WHAT THIS TASK INVOLVES — Extract the text of every entry below exactly; leave images out.

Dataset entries
* start *

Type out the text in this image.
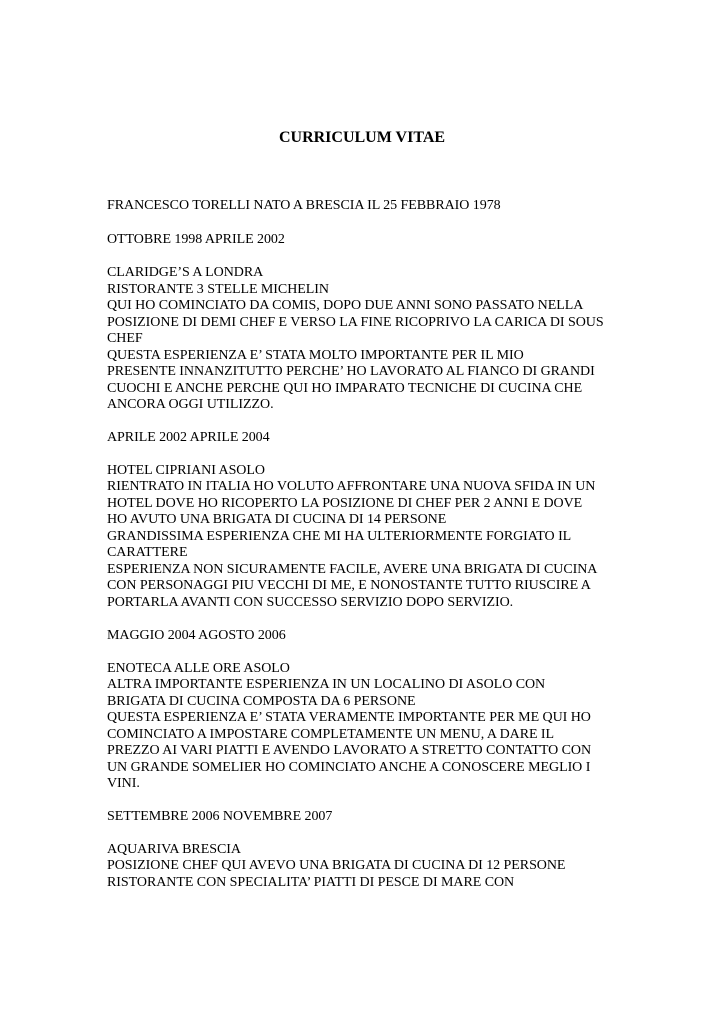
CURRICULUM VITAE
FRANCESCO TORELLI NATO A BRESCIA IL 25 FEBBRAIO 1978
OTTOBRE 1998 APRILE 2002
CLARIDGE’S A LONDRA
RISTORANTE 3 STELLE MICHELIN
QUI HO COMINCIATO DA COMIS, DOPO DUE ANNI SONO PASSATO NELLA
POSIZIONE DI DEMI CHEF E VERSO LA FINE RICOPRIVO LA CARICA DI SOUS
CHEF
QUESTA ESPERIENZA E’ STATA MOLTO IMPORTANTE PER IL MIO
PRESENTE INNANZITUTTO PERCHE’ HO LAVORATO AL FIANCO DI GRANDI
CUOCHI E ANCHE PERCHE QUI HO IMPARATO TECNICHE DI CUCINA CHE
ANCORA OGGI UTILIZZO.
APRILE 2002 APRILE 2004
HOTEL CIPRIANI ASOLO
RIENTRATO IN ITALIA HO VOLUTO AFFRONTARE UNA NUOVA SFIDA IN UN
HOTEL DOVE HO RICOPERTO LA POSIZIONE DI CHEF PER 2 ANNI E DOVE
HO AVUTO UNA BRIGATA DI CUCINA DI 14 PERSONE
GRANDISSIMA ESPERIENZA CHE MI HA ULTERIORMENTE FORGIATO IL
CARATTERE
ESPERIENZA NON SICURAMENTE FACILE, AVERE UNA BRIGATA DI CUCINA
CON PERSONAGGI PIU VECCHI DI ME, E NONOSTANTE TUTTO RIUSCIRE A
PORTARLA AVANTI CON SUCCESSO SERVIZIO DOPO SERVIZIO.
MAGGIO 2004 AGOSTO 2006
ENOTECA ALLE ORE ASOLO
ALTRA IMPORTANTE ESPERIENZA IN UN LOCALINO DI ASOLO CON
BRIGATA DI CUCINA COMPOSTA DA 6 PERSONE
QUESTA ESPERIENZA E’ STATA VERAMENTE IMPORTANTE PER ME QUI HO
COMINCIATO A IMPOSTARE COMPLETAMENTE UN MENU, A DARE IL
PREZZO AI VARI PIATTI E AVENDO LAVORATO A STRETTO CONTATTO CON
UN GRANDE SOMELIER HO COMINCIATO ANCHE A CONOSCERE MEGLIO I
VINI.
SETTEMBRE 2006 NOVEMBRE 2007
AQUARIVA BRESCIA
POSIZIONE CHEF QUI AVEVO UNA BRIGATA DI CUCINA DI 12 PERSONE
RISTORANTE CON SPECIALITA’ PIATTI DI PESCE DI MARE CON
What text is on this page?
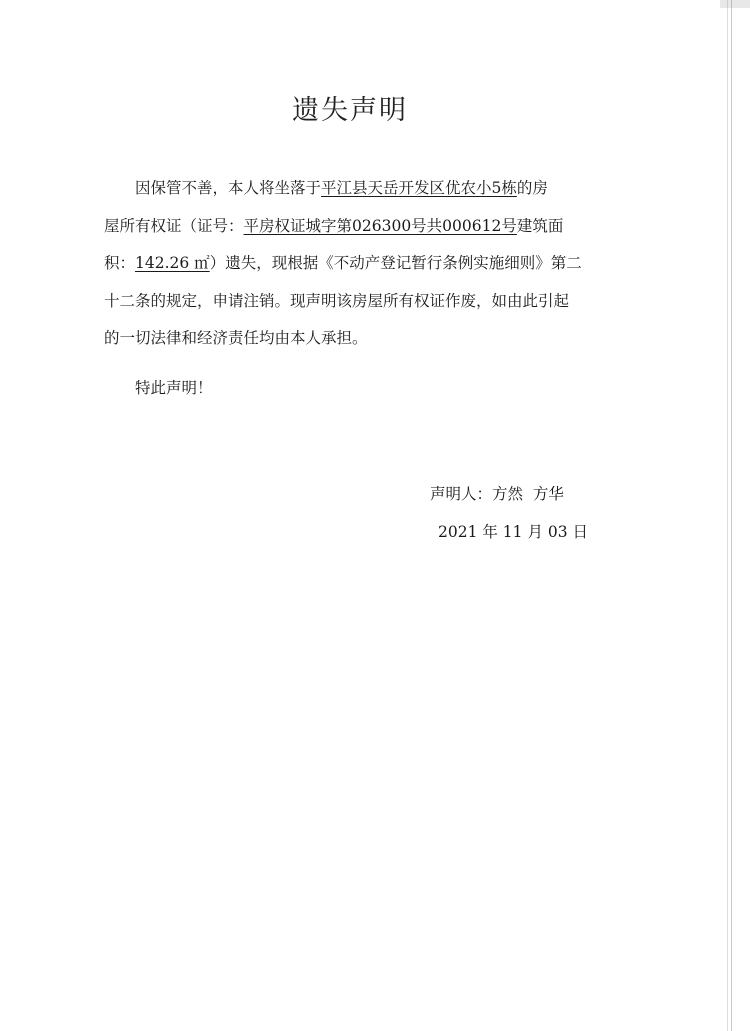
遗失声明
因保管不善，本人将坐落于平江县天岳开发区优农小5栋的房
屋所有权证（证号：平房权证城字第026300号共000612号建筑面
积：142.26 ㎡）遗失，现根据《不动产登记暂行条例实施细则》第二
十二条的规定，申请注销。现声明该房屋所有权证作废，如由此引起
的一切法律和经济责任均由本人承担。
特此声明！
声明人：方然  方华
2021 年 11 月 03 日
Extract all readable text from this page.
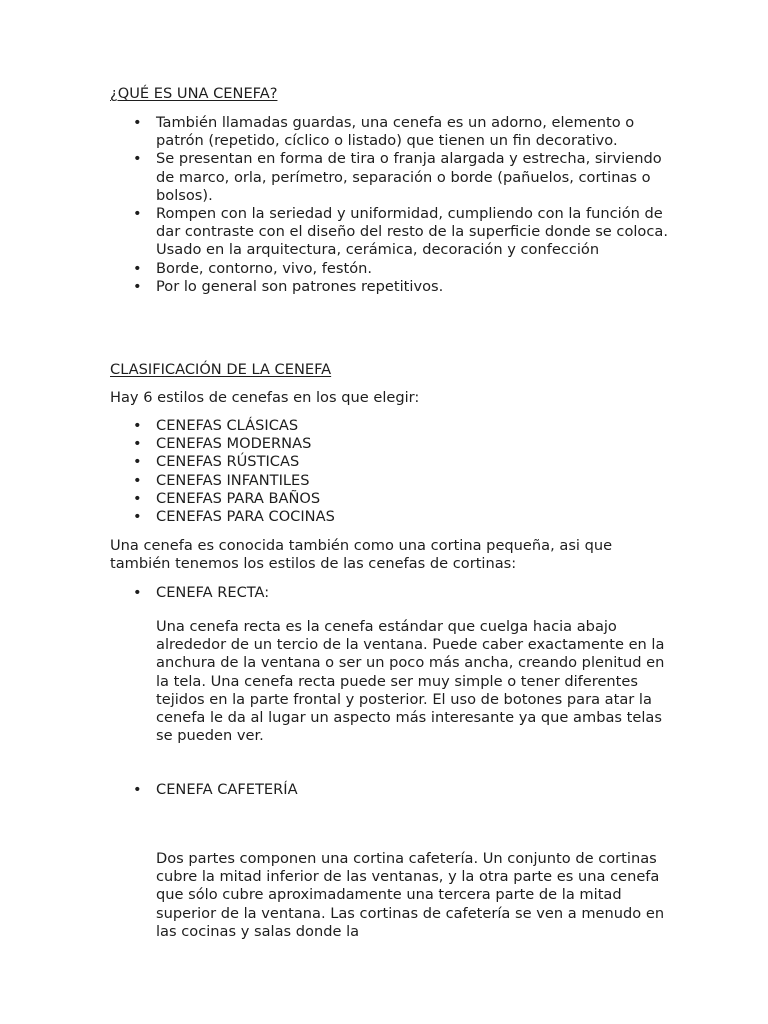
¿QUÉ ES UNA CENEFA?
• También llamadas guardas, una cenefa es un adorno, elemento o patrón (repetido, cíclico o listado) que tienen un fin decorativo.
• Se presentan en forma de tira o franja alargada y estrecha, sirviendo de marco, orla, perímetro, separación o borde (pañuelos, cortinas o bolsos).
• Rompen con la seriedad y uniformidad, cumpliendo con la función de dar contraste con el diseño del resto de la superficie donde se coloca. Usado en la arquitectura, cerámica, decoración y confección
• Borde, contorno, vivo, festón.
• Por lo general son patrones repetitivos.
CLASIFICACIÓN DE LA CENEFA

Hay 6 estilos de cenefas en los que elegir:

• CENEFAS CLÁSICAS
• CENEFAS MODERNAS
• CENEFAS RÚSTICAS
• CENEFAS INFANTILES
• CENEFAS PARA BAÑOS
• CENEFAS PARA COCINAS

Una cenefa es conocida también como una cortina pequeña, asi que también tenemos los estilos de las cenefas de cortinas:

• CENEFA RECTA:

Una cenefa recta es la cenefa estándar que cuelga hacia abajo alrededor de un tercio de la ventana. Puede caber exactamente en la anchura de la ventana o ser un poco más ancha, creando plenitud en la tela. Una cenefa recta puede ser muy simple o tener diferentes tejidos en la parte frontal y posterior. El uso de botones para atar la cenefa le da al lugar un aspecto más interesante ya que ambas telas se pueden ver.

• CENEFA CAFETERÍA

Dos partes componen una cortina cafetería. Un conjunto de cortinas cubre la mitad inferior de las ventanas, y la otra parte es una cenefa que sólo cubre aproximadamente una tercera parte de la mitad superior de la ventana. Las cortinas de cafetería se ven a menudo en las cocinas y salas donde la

* end *

SOLUTION BELOW —
Type out the text in this image.
CURRICULUM VITAE
FRANCESCO TORELLI NATO A BRESCIA IL 25 FEBBRAIO 1978
OTTOBRE 1998 APRILE 2002
CLARIDGE’S A LONDRA
RISTORANTE 3 STELLE MICHELIN
QUI HO COMINCIATO DA COMIS, DOPO DUE ANNI SONO PASSATO NELLA
POSIZIONE DI DEMI CHEF E VERSO LA FINE RICOPRIVO LA CARICA DI SOUS
CHEF
QUESTA ESPERIENZA E’ STATA MOLTO IMPORTANTE PER IL MIO
PRESENTE INNANZITUTTO PERCHE’ HO LAVORATO AL FIANCO DI GRANDI
CUOCHI E ANCHE PERCHE QUI HO IMPARATO TECNICHE DI CUCINA CHE
ANCORA OGGI UTILIZZO.
APRILE 2002 APRILE 2004
HOTEL CIPRIANI ASOLO
RIENTRATO IN ITALIA HO VOLUTO AFFRONTARE UNA NUOVA SFIDA IN UN
HOTEL DOVE HO RICOPERTO LA POSIZIONE DI CHEF PER 2 ANNI E DOVE
HO AVUTO UNA BRIGATA DI CUCINA DI 14 PERSONE
GRANDISSIMA ESPERIENZA CHE MI HA ULTERIORMENTE FORGIATO IL
CARATTERE
ESPERIENZA NON SICURAMENTE FACILE, AVERE UNA BRIGATA DI CUCINA
CON PERSONAGGI PIU VECCHI DI ME, E NONOSTANTE TUTTO RIUSCIRE A
PORTARLA AVANTI CON SUCCESSO SERVIZIO DOPO SERVIZIO.
MAGGIO 2004 AGOSTO 2006
ENOTECA ALLE ORE ASOLO
ALTRA IMPORTANTE ESPERIENZA IN UN LOCALINO DI ASOLO CON
BRIGATA DI CUCINA COMPOSTA DA 6 PERSONE
QUESTA ESPERIENZA E’ STATA VERAMENTE IMPORTANTE PER ME QUI HO
COMINCIATO A IMPOSTARE COMPLETAMENTE UN MENU, A DARE IL
PREZZO AI VARI PIATTI E AVENDO LAVORATO A STRETTO CONTATTO CON
UN GRANDE SOMELIER HO COMINCIATO ANCHE A CONOSCERE MEGLIO I
VINI.
SETTEMBRE 2006 NOVEMBRE 2007
AQUARIVA BRESCIA
POSIZIONE CHEF QUI AVEVO UNA BRIGATA DI CUCINA DI 12 PERSONE
RISTORANTE CON SPECIALITA’ PIATTI DI PESCE DI MARE CON
What text is on this page?
遗失声明
因保管不善，本人将坐落于平江县天岳开发区优农小5栋的房
屋所有权证（证号：平房权证城字第026300号共000612号建筑面
积：142.26 ㎡）遗失，现根据《不动产登记暂行条例实施细则》第二
十二条的规定，申请注销。现声明该房屋所有权证作废，如由此引起
的一切法律和经济责任均由本人承担。
特此声明！
声明人：方然  方华
2021 年 11 月 03 日
Extract all readable text from this page.
¿QUÉ ES UNA CENEFA?
• También llamadas guardas, una cenefa es un adorno, elemento o patrón (repetido, cíclico o listado) que tienen un fin decorativo.
• Se presentan en forma de tira o franja alargada y estrecha, sirviendo de marco, orla, perímetro, separación o borde (pañuelos, cortinas o bolsos).
• Rompen con la seriedad y uniformidad, cumpliendo con la función de dar contraste con el diseño del resto de la superficie donde se coloca. Usado en la arquitectura, cerámica, decoración y confección
• Borde, contorno, vivo, festón.
• Por lo general son patrones repetitivos.
CLASIFICACIÓN DE LA CENEFA

Hay 6 estilos de cenefas en los que elegir:

• CENEFAS CLÁSICAS
• CENEFAS MODERNAS
• CENEFAS RÚSTICAS
• CENEFAS INFANTILES
• CENEFAS PARA BAÑOS
• CENEFAS PARA COCINAS

Una cenefa es conocida también como una cortina pequeña, asi que también tenemos los estilos de las cenefas de cortinas:

• CENEFA RECTA:

Una cenefa recta es la cenefa estándar que cuelga hacia abajo alrededor de un tercio de la ventana. Puede caber exactamente en la anchura de la ventana o ser un poco más ancha, creando plenitud en la tela. Una cenefa recta puede ser muy simple o tener diferentes tejidos en la parte frontal y posterior. El uso de botones para atar la cenefa le da al lugar un aspecto más interesante ya que ambas telas se pueden ver.

• CENEFA CAFETERÍA

Dos partes componen una cortina cafetería. Un conjunto de cortinas cubre la mitad inferior de las ventanas, y la otra parte es una cenefa que sólo cubre aproximadamente una tercera parte de la mitad superior de la ventana. Las cortinas de cafetería se ven a menudo en las cocinas y salas donde la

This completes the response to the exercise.